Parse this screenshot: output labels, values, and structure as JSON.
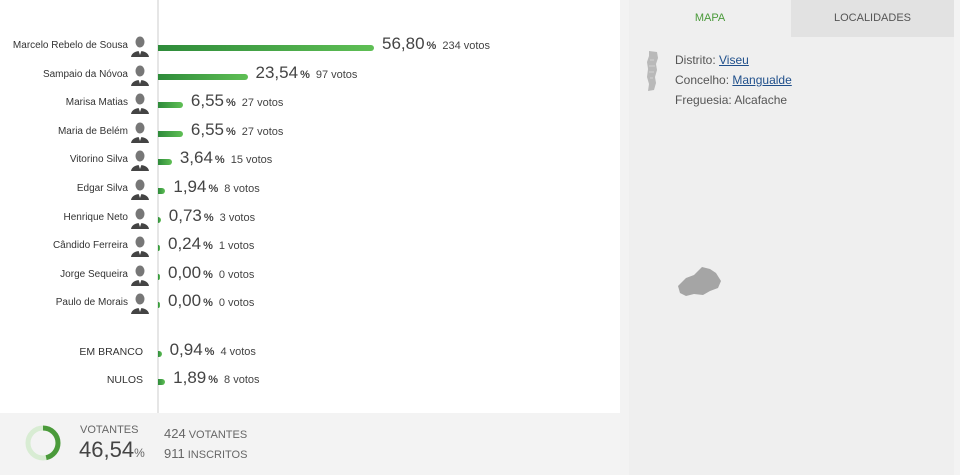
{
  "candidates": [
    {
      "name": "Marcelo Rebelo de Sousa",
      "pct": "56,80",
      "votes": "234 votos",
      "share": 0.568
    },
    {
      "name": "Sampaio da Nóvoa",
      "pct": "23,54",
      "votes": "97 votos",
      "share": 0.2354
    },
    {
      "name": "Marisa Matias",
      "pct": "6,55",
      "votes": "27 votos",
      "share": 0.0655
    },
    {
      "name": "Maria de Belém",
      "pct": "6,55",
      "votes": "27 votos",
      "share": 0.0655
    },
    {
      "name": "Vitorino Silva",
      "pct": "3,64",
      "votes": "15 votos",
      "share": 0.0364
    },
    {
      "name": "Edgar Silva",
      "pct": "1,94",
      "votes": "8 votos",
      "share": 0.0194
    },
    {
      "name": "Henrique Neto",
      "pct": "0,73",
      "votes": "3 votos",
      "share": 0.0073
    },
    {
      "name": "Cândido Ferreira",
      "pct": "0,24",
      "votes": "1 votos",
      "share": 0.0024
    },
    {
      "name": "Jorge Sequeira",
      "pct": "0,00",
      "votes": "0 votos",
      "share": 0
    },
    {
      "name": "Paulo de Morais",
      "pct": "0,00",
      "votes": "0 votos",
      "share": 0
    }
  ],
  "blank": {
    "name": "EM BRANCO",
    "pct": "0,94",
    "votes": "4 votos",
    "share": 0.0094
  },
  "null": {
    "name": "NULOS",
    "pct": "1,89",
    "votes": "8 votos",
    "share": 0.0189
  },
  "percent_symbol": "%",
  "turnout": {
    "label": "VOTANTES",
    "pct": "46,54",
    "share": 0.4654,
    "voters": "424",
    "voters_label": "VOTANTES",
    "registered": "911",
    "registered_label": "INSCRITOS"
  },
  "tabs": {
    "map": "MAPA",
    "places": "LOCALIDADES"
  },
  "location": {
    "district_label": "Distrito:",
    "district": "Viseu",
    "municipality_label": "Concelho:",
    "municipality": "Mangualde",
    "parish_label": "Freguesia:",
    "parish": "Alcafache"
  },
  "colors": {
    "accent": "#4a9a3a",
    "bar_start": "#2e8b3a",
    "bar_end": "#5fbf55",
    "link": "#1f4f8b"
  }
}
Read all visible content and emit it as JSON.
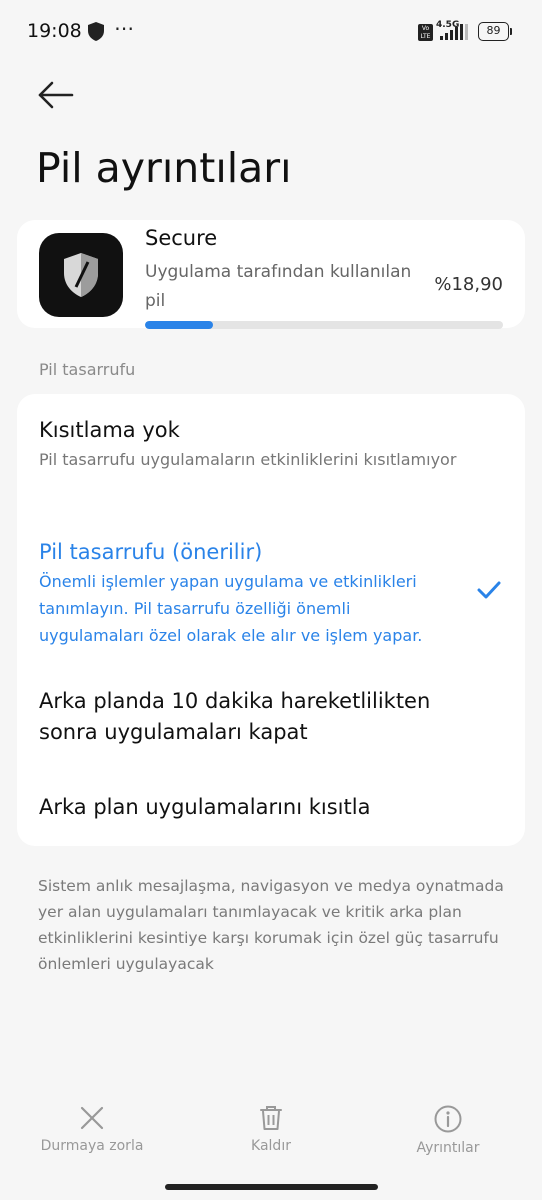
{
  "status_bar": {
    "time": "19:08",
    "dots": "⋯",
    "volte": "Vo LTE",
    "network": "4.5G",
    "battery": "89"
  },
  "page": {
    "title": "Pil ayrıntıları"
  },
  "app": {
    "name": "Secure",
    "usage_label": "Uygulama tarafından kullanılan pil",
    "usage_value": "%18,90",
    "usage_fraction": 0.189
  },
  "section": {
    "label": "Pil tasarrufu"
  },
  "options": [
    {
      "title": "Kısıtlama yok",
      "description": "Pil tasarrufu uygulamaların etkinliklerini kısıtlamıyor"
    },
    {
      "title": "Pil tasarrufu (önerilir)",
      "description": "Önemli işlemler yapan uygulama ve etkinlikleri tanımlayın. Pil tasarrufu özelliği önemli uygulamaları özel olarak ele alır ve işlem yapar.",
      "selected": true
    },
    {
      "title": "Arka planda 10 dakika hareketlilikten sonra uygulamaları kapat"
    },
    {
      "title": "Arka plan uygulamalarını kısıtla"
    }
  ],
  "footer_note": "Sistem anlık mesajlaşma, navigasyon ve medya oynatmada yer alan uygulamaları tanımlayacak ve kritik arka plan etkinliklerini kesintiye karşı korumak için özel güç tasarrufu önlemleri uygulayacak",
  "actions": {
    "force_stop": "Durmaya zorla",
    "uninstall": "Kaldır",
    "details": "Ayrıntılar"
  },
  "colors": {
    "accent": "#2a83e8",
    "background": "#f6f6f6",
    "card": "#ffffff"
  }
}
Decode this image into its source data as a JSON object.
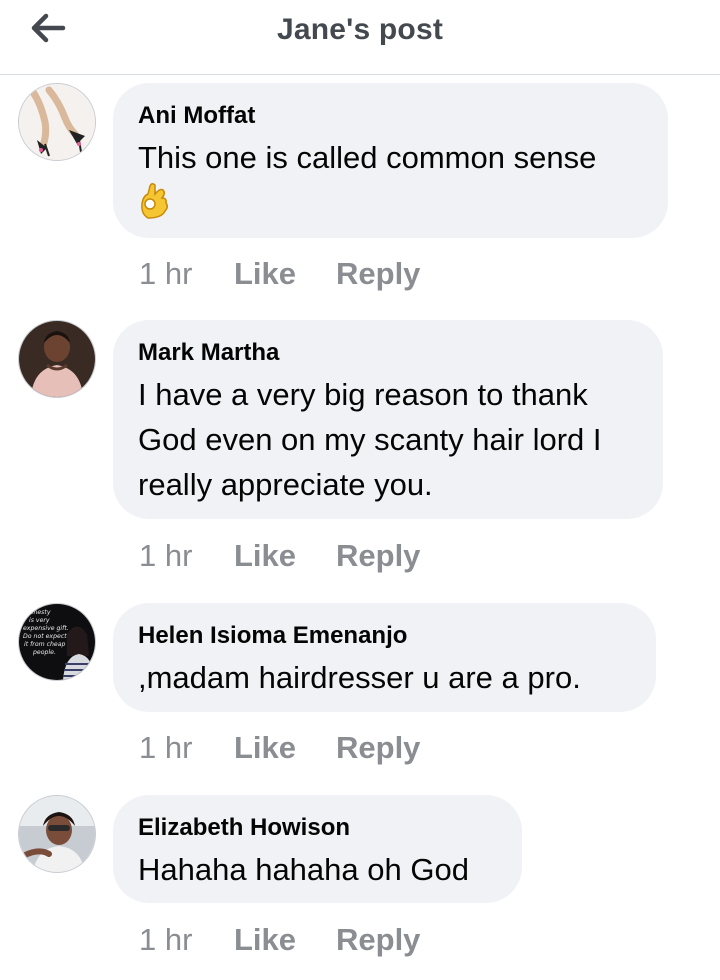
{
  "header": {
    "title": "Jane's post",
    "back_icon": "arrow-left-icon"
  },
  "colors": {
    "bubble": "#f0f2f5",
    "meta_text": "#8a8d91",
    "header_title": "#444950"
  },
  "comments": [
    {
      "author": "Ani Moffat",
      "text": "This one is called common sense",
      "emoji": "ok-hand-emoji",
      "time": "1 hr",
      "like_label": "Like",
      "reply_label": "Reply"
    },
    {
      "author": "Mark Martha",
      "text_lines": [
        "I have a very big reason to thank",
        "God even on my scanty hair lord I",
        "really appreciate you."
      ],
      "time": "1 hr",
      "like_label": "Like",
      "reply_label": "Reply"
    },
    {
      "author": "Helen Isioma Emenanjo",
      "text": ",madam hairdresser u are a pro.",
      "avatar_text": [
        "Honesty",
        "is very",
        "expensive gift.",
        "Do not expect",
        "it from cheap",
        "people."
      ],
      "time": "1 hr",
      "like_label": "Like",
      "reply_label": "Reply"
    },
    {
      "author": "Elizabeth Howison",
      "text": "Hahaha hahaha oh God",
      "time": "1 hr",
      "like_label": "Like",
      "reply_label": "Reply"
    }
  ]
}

= = =

[GIVEN INSTRUCTION] Write out every line of the listing that holds the word "VOTANTES".

[EXERCISE ANSWER]
    "label": "VOTANTES",
    "voters_label": "VOTANTES",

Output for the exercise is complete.